_Problem details_. Your job is to restate each entry word for word.

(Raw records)
——

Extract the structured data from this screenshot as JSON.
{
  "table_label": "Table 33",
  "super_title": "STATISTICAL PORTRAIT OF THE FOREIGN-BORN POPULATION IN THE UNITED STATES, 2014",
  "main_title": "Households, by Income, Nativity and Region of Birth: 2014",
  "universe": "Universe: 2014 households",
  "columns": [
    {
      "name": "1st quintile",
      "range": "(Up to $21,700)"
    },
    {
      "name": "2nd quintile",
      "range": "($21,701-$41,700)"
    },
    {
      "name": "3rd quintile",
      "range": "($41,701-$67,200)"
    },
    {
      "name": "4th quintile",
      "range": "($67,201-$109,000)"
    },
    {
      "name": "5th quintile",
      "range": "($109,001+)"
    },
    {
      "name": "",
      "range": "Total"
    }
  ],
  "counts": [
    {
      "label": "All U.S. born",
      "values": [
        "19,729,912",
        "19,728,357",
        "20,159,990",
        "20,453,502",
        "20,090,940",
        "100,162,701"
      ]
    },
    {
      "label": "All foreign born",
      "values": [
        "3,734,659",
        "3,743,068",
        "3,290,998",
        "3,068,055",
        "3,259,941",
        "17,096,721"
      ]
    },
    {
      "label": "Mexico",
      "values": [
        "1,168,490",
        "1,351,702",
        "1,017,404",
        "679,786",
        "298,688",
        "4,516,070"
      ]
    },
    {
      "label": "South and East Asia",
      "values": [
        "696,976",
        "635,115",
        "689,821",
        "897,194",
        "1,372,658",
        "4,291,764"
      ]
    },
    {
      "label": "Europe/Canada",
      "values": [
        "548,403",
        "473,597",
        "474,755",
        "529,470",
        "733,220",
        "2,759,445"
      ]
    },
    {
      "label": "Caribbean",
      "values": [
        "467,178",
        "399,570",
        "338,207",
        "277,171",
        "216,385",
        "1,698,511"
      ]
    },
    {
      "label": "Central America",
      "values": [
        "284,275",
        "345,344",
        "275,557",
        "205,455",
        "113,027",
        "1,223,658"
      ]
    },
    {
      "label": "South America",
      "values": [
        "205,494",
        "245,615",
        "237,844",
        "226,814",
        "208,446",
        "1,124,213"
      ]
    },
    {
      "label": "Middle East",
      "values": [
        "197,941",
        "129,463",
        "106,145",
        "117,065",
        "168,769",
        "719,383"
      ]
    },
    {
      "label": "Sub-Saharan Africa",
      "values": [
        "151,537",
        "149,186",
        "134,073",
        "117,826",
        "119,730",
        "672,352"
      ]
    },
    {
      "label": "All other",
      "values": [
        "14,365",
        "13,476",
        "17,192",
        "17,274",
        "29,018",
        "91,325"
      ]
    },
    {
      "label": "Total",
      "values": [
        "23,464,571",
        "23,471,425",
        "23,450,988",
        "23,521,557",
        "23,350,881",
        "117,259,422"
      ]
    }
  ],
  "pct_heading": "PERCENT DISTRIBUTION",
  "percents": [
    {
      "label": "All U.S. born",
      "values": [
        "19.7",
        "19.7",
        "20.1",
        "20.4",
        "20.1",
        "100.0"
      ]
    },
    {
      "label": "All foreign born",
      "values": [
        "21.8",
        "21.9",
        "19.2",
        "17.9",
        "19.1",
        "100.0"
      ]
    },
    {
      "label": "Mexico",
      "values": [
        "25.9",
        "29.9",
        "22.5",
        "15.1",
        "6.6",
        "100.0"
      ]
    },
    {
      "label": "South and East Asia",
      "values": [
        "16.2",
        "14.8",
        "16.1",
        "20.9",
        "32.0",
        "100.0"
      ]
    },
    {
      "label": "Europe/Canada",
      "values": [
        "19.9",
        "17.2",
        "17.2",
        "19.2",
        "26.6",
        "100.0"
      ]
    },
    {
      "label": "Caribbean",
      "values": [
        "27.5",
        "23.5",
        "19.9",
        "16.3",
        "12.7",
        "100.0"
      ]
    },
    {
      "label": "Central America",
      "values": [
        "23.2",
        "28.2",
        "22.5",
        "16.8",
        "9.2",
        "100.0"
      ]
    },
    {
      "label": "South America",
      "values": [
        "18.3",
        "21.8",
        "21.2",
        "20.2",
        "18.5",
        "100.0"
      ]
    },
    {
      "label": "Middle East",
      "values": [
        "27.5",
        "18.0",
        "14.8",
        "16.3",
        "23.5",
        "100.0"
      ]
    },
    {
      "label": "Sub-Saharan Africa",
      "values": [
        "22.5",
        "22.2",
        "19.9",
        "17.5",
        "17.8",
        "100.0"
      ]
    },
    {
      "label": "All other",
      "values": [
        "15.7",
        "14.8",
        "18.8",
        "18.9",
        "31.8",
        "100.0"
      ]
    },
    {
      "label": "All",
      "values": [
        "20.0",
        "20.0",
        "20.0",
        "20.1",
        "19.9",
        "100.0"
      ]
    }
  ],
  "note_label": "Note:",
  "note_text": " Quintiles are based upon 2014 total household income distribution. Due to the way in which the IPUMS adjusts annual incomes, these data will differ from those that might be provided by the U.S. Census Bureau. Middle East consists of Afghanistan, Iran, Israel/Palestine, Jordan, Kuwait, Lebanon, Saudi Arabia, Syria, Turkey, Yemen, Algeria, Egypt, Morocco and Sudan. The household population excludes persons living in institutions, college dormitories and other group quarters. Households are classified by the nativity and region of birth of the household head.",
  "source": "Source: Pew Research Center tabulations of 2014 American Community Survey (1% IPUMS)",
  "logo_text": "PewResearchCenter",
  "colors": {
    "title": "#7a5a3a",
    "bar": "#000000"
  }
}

——

_Task result_.
Extract the structured data from this screenshot as JSON.
{
  "table_label": "Table 33",
  "super_title": "STATISTICAL PORTRAIT OF THE FOREIGN-BORN POPULATION IN THE UNITED STATES, 2014",
  "main_title": "Households, by Income, Nativity and Region of Birth: 2014",
  "universe": "Universe: 2014 households",
  "columns": [
    {
      "name": "1st quintile",
      "range": "(Up to $21,700)"
    },
    {
      "name": "2nd quintile",
      "range": "($21,701-$41,700)"
    },
    {
      "name": "3rd quintile",
      "range": "($41,701-$67,200)"
    },
    {
      "name": "4th quintile",
      "range": "($67,201-$109,000)"
    },
    {
      "name": "5th quintile",
      "range": "($109,001+)"
    },
    {
      "name": "",
      "range": "Total"
    }
  ],
  "counts": [
    {
      "label": "All U.S. born",
      "values": [
        "19,729,912",
        "19,728,357",
        "20,159,990",
        "20,453,502",
        "20,090,940",
        "100,162,701"
      ]
    },
    {
      "label": "All foreign born",
      "values": [
        "3,734,659",
        "3,743,068",
        "3,290,998",
        "3,068,055",
        "3,259,941",
        "17,096,721"
      ]
    },
    {
      "label": "Mexico",
      "values": [
        "1,168,490",
        "1,351,702",
        "1,017,404",
        "679,786",
        "298,688",
        "4,516,070"
      ]
    },
    {
      "label": "South and East Asia",
      "values": [
        "696,976",
        "635,115",
        "689,821",
        "897,194",
        "1,372,658",
        "4,291,764"
      ]
    },
    {
      "label": "Europe/Canada",
      "values": [
        "548,403",
        "473,597",
        "474,755",
        "529,470",
        "733,220",
        "2,759,445"
      ]
    },
    {
      "label": "Caribbean",
      "values": [
        "467,178",
        "399,570",
        "338,207",
        "277,171",
        "216,385",
        "1,698,511"
      ]
    },
    {
      "label": "Central America",
      "values": [
        "284,275",
        "345,344",
        "275,557",
        "205,455",
        "113,027",
        "1,223,658"
      ]
    },
    {
      "label": "South America",
      "values": [
        "205,494",
        "245,615",
        "237,844",
        "226,814",
        "208,446",
        "1,124,213"
      ]
    },
    {
      "label": "Middle East",
      "values": [
        "197,941",
        "129,463",
        "106,145",
        "117,065",
        "168,769",
        "719,383"
      ]
    },
    {
      "label": "Sub-Saharan Africa",
      "values": [
        "151,537",
        "149,186",
        "134,073",
        "117,826",
        "119,730",
        "672,352"
      ]
    },
    {
      "label": "All other",
      "values": [
        "14,365",
        "13,476",
        "17,192",
        "17,274",
        "29,018",
        "91,325"
      ]
    },
    {
      "label": "Total",
      "values": [
        "23,464,571",
        "23,471,425",
        "23,450,988",
        "23,521,557",
        "23,350,881",
        "117,259,422"
      ]
    }
  ],
  "pct_heading": "PERCENT DISTRIBUTION",
  "percents": [
    {
      "label": "All U.S. born",
      "values": [
        "19.7",
        "19.7",
        "20.1",
        "20.4",
        "20.1",
        "100.0"
      ]
    },
    {
      "label": "All foreign born",
      "values": [
        "21.8",
        "21.9",
        "19.2",
        "17.9",
        "19.1",
        "100.0"
      ]
    },
    {
      "label": "Mexico",
      "values": [
        "25.9",
        "29.9",
        "22.5",
        "15.1",
        "6.6",
        "100.0"
      ]
    },
    {
      "label": "South and East Asia",
      "values": [
        "16.2",
        "14.8",
        "16.1",
        "20.9",
        "32.0",
        "100.0"
      ]
    },
    {
      "label": "Europe/Canada",
      "values": [
        "19.9",
        "17.2",
        "17.2",
        "19.2",
        "26.6",
        "100.0"
      ]
    },
    {
      "label": "Caribbean",
      "values": [
        "27.5",
        "23.5",
        "19.9",
        "16.3",
        "12.7",
        "100.0"
      ]
    },
    {
      "label": "Central America",
      "values": [
        "23.2",
        "28.2",
        "22.5",
        "16.8",
        "9.2",
        "100.0"
      ]
    },
    {
      "label": "South America",
      "values": [
        "18.3",
        "21.8",
        "21.2",
        "20.2",
        "18.5",
        "100.0"
      ]
    },
    {
      "label": "Middle East",
      "values": [
        "27.5",
        "18.0",
        "14.8",
        "16.3",
        "23.5",
        "100.0"
      ]
    },
    {
      "label": "Sub-Saharan Africa",
      "values": [
        "22.5",
        "22.2",
        "19.9",
        "17.5",
        "17.8",
        "100.0"
      ]
    },
    {
      "label": "All other",
      "values": [
        "15.7",
        "14.8",
        "18.8",
        "18.9",
        "31.8",
        "100.0"
      ]
    },
    {
      "label": "All",
      "values": [
        "20.0",
        "20.0",
        "20.0",
        "20.1",
        "19.9",
        "100.0"
      ]
    }
  ],
  "note_label": "Note:",
  "note_text": " Quintiles are based upon 2014 total household income distribution. Due to the way in which the IPUMS adjusts annual incomes, these data will differ from those that might be provided by the U.S. Census Bureau. Middle East consists of Afghanistan, Iran, Israel/Palestine, Jordan, Kuwait, Lebanon, Saudi Arabia, Syria, Turkey, Yemen, Algeria, Egypt, Morocco and Sudan. The household population excludes persons living in institutions, college dormitories and other group quarters. Households are classified by the nativity and region of birth of the household head.",
  "source": "Source: Pew Research Center tabulations of 2014 American Community Survey (1% IPUMS)",
  "logo_text": "PewResearchCenter",
  "colors": {
    "title": "#7a5a3a",
    "bar": "#000000"
  }
}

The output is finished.